[Extracted records]
────────────────

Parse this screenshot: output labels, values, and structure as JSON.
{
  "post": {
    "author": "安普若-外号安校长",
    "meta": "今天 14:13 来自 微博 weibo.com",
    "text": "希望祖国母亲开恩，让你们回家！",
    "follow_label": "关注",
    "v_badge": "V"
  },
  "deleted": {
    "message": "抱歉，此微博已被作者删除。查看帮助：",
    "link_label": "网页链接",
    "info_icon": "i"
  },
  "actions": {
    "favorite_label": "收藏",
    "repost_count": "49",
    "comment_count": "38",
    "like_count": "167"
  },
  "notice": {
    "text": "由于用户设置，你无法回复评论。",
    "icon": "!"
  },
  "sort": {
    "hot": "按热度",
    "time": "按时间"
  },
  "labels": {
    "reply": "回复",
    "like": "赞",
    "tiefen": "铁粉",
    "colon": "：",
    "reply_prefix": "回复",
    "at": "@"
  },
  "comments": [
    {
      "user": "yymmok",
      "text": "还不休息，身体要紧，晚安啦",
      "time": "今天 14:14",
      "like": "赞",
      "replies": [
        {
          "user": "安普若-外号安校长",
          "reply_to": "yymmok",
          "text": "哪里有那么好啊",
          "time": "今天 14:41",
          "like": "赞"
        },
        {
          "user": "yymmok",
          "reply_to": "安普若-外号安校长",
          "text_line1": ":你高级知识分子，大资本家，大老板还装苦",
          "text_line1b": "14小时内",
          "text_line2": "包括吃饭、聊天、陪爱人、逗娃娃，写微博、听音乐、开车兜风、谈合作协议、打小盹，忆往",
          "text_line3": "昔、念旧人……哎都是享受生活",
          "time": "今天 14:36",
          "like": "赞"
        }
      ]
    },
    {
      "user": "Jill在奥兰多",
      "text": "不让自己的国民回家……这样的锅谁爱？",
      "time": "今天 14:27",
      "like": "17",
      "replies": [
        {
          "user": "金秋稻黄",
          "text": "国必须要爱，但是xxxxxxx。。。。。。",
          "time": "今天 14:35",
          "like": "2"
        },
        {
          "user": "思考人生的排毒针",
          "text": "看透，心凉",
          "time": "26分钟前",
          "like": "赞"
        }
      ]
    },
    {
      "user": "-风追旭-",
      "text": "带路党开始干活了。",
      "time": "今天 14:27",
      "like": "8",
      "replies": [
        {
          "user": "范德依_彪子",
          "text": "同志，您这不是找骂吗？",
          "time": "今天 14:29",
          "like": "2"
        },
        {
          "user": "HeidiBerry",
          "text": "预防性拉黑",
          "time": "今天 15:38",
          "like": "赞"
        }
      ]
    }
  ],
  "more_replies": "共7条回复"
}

────────────────

Task details -> Return every line of the preceding records in which the word "labels" appears.

Solution ->
Parse this screenshot: output labels, values, and structure as JSON.
  "labels": {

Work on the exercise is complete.